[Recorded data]
--- --- ---
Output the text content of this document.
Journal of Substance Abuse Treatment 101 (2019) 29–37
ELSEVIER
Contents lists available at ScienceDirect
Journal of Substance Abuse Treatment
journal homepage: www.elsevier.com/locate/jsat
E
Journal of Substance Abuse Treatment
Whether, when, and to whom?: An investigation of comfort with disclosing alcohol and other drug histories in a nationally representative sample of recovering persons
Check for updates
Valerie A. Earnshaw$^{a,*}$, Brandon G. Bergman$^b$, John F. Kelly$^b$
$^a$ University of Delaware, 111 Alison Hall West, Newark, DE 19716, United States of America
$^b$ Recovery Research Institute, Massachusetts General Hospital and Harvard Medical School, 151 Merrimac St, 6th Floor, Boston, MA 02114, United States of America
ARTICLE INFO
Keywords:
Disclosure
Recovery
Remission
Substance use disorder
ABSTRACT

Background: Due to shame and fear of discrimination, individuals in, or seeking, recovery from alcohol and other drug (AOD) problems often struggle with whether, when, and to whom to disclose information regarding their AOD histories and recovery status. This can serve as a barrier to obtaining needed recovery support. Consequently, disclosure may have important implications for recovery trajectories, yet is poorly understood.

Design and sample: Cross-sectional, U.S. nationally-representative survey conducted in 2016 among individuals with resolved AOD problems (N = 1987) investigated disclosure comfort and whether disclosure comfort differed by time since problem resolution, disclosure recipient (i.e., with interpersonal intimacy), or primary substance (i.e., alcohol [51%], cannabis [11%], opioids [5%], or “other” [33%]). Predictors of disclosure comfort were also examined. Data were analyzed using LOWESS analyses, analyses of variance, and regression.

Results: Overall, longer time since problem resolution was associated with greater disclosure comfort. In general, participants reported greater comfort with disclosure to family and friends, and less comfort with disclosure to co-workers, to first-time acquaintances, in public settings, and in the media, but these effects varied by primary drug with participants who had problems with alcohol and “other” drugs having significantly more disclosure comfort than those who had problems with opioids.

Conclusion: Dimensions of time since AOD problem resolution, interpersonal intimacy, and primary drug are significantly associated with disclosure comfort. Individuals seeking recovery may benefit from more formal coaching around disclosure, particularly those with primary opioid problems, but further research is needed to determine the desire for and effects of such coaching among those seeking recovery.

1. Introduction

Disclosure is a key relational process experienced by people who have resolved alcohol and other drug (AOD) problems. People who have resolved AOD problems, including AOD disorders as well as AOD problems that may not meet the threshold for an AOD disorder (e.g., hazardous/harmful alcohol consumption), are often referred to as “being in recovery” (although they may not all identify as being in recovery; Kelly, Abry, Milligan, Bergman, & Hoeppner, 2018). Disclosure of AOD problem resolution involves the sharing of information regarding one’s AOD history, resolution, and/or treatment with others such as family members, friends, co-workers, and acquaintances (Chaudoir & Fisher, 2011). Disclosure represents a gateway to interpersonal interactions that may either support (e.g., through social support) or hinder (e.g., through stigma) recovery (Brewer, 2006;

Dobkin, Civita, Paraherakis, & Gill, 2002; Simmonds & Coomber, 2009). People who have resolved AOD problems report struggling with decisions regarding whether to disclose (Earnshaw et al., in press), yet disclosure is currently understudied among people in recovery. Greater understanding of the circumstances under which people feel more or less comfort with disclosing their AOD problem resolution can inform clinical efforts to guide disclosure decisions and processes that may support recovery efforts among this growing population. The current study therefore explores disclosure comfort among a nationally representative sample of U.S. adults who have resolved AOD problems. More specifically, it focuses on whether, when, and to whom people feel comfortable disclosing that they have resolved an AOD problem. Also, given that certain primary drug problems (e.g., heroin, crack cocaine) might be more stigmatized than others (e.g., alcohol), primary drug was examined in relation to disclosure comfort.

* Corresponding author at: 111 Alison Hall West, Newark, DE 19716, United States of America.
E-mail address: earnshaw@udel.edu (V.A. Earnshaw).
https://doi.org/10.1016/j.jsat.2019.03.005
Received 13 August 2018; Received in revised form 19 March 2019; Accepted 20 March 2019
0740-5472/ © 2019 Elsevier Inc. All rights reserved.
--- --- ---
- Objective
Repeat the data precisely, reproducing every entry.

- Problem solution
Output the text content of this document.
Journal of Substance Abuse Treatment 101 (2019) 29–37
ELSEVIER
Contents lists available at ScienceDirect
Journal of Substance Abuse Treatment
journal homepage: www.elsevier.com/locate/jsat
E
Journal of Substance Abuse Treatment
Whether, when, and to whom?: An investigation of comfort with disclosing alcohol and other drug histories in a nationally representative sample of recovering persons
Check for updates
Valerie A. Earnshaw$^{a,*}$, Brandon G. Bergman$^b$, John F. Kelly$^b$
$^a$ University of Delaware, 111 Alison Hall West, Newark, DE 19716, United States of America
$^b$ Recovery Research Institute, Massachusetts General Hospital and Harvard Medical School, 151 Merrimac St, 6th Floor, Boston, MA 02114, United States of America
ARTICLE INFO
Keywords:
Disclosure
Recovery
Remission
Substance use disorder
ABSTRACT

Background: Due to shame and fear of discrimination, individuals in, or seeking, recovery from alcohol and other drug (AOD) problems often struggle with whether, when, and to whom to disclose information regarding their AOD histories and recovery status. This can serve as a barrier to obtaining needed recovery support. Consequently, disclosure may have important implications for recovery trajectories, yet is poorly understood.

Design and sample: Cross-sectional, U.S. nationally-representative survey conducted in 2016 among individuals with resolved AOD problems (N = 1987) investigated disclosure comfort and whether disclosure comfort differed by time since problem resolution, disclosure recipient (i.e., with interpersonal intimacy), or primary substance (i.e., alcohol [51%], cannabis [11%], opioids [5%], or “other” [33%]). Predictors of disclosure comfort were also examined. Data were analyzed using LOWESS analyses, analyses of variance, and regression.

Results: Overall, longer time since problem resolution was associated with greater disclosure comfort. In general, participants reported greater comfort with disclosure to family and friends, and less comfort with disclosure to co-workers, to first-time acquaintances, in public settings, and in the media, but these effects varied by primary drug with participants who had problems with alcohol and “other” drugs having significantly more disclosure comfort than those who had problems with opioids.

Conclusion: Dimensions of time since AOD problem resolution, interpersonal intimacy, and primary drug are significantly associated with disclosure comfort. Individuals seeking recovery may benefit from more formal coaching around disclosure, particularly those with primary opioid problems, but further research is needed to determine the desire for and effects of such coaching among those seeking recovery.

1. Introduction

Disclosure is a key relational process experienced by people who have resolved alcohol and other drug (AOD) problems. People who have resolved AOD problems, including AOD disorders as well as AOD problems that may not meet the threshold for an AOD disorder (e.g., hazardous/harmful alcohol consumption), are often referred to as “being in recovery” (although they may not all identify as being in recovery; Kelly, Abry, Milligan, Bergman, & Hoeppner, 2018). Disclosure of AOD problem resolution involves the sharing of information regarding one’s AOD history, resolution, and/or treatment with others such as family members, friends, co-workers, and acquaintances (Chaudoir & Fisher, 2011). Disclosure represents a gateway to interpersonal interactions that may either support (e.g., through social support) or hinder (e.g., through stigma) recovery (Brewer, 2006;

Dobkin, Civita, Paraherakis, & Gill, 2002; Simmonds & Coomber, 2009). People who have resolved AOD problems report struggling with decisions regarding whether to disclose (Earnshaw et al., in press), yet disclosure is currently understudied among people in recovery. Greater understanding of the circumstances under which people feel more or less comfort with disclosing their AOD problem resolution can inform clinical efforts to guide disclosure decisions and processes that may support recovery efforts among this growing population. The current study therefore explores disclosure comfort among a nationally representative sample of U.S. adults who have resolved AOD problems. More specifically, it focuses on whether, when, and to whom people feel comfortable disclosing that they have resolved an AOD problem. Also, given that certain primary drug problems (e.g., heroin, crack cocaine) might be more stigmatized than others (e.g., alcohol), primary drug was examined in relation to disclosure comfort.

* Corresponding author at: 111 Alison Hall West, Newark, DE 19716, United States of America.
E-mail address: earnshaw@udel.edu (V.A. Earnshaw).
https://doi.org/10.1016/j.jsat.2019.03.005
Received 13 August 2018; Received in revised form 19 March 2019; Accepted 20 March 2019
0740-5472/ © 2019 Elsevier Inc. All rights reserved.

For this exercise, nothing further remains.